- _Do this_
Extract the lines that carry the string "meat" from the listing.

╭─ Record extracts

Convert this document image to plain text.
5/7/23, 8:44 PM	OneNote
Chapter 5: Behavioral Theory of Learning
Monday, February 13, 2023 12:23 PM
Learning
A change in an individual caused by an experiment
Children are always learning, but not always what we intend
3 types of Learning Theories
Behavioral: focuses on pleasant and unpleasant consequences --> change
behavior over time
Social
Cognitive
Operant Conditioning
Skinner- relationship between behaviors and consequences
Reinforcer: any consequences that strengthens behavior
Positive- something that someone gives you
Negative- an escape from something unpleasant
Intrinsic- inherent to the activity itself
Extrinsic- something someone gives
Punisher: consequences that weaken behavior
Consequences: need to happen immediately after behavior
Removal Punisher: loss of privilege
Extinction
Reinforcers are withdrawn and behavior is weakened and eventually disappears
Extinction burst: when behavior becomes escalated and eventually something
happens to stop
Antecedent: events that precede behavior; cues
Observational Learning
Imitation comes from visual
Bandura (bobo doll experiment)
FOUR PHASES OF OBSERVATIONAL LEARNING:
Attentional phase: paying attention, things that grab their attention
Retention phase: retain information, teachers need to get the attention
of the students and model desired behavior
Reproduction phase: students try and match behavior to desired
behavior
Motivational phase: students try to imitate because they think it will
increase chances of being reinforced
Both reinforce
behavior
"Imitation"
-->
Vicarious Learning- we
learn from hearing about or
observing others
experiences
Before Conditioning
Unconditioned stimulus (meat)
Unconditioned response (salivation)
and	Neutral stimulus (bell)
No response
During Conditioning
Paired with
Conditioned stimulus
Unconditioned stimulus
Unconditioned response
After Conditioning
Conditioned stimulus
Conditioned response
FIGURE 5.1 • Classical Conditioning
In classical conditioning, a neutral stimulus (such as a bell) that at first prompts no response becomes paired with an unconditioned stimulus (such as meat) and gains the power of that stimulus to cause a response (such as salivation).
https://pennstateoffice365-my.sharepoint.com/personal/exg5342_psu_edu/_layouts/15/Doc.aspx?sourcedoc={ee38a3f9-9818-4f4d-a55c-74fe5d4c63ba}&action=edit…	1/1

╰─
╭─ Record extracts

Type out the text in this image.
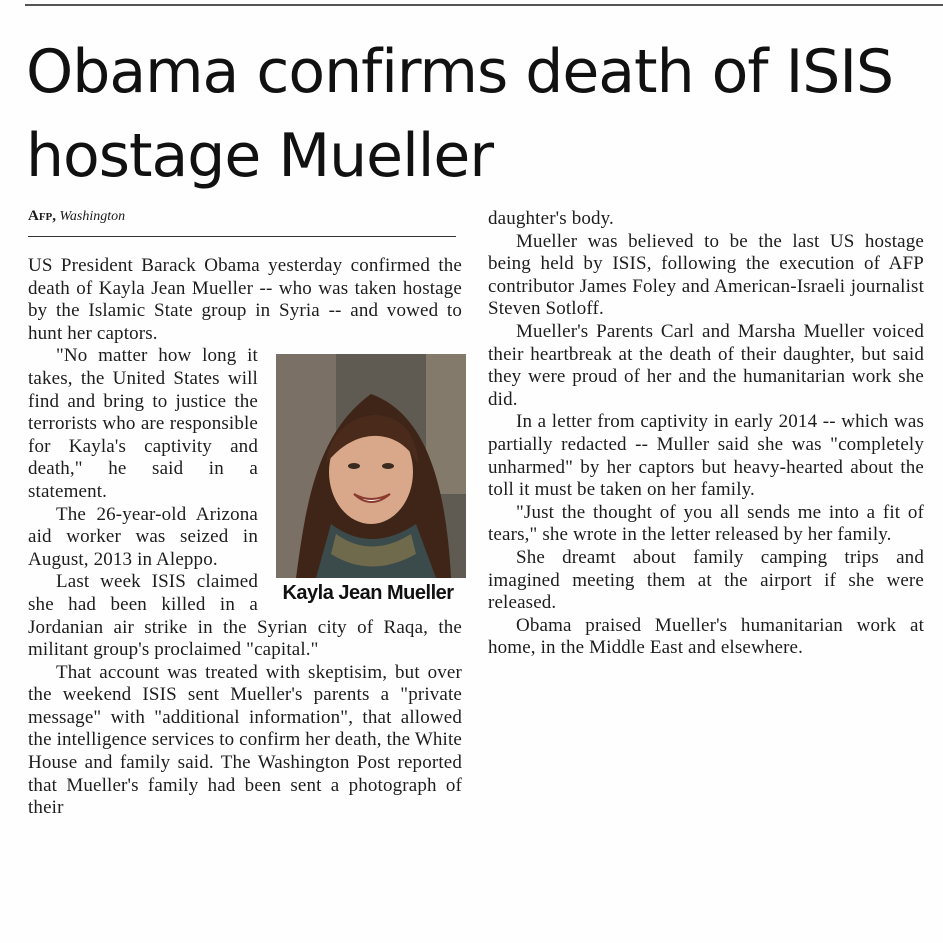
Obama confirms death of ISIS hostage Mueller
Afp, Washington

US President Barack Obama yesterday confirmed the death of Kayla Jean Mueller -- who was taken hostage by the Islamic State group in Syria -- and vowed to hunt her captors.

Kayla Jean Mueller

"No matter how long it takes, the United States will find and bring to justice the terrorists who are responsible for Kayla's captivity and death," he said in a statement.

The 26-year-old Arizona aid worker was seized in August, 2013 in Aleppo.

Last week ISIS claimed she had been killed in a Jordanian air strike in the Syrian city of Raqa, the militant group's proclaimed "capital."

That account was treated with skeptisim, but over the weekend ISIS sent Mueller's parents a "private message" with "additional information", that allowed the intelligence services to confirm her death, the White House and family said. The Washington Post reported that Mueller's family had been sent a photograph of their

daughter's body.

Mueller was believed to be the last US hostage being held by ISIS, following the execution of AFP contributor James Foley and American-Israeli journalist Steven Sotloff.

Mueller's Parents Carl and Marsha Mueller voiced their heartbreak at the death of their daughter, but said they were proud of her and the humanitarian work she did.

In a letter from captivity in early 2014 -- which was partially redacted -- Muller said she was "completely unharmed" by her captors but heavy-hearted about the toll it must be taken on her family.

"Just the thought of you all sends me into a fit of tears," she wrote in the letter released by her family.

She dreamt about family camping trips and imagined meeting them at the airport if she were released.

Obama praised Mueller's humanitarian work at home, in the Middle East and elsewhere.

╰─

- _Worked solution_
Unconditioned stimulus (meat)
In classical conditioning, a neutral stimulus (such as a bell) that at first prompts no response becomes paired with an unconditioned stimulus (such as meat) and gains the power of that stimulus to cause a response (such as salivation).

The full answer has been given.